_SET PROBLEM_
Scan the lines below for the word "cultural". Copy each line you find it in.

** BEGIN TASK MATERIAL **

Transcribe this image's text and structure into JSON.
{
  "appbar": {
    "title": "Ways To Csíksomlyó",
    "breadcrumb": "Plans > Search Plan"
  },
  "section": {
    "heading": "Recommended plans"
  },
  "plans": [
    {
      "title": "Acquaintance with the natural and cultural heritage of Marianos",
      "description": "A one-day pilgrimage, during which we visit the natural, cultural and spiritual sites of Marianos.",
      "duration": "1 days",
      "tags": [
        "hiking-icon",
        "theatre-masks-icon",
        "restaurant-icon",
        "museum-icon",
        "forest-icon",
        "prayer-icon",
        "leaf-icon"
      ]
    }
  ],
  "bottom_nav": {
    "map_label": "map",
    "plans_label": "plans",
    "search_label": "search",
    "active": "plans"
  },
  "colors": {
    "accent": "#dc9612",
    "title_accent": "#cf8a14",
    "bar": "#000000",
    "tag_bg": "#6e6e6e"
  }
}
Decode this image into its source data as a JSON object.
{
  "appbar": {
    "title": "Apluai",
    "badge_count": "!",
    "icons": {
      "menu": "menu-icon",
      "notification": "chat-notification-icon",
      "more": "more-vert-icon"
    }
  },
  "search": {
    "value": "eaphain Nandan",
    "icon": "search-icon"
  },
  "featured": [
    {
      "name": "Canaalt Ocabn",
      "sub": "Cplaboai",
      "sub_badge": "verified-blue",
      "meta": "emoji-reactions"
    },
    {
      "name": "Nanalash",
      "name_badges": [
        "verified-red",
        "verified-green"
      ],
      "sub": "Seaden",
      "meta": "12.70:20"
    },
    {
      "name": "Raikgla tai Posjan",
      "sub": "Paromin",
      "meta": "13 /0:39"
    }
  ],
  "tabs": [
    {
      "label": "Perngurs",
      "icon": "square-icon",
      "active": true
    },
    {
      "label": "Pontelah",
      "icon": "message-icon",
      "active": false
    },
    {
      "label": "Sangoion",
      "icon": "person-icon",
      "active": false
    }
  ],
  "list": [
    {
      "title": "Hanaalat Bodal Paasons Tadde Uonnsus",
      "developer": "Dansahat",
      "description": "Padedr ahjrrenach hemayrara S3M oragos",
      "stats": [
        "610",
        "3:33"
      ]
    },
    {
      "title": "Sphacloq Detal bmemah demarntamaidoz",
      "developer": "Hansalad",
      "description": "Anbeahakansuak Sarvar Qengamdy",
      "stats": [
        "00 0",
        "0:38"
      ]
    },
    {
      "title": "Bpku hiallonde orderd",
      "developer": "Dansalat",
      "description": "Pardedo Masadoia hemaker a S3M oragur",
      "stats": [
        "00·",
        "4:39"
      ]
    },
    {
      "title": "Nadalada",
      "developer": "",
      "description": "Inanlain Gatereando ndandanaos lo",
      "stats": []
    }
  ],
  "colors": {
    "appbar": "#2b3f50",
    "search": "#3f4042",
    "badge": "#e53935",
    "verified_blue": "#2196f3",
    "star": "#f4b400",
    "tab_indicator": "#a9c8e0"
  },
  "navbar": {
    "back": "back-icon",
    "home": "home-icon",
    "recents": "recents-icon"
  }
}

** END TASK MATERIAL **

_RESPONSE TO THE EXERCISE_
      "title": "Acquaintance with the natural and cultural heritage of Marianos",
      "description": "A one-day pilgrimage, during which we visit the natural, cultural and spiritual sites of Marianos.",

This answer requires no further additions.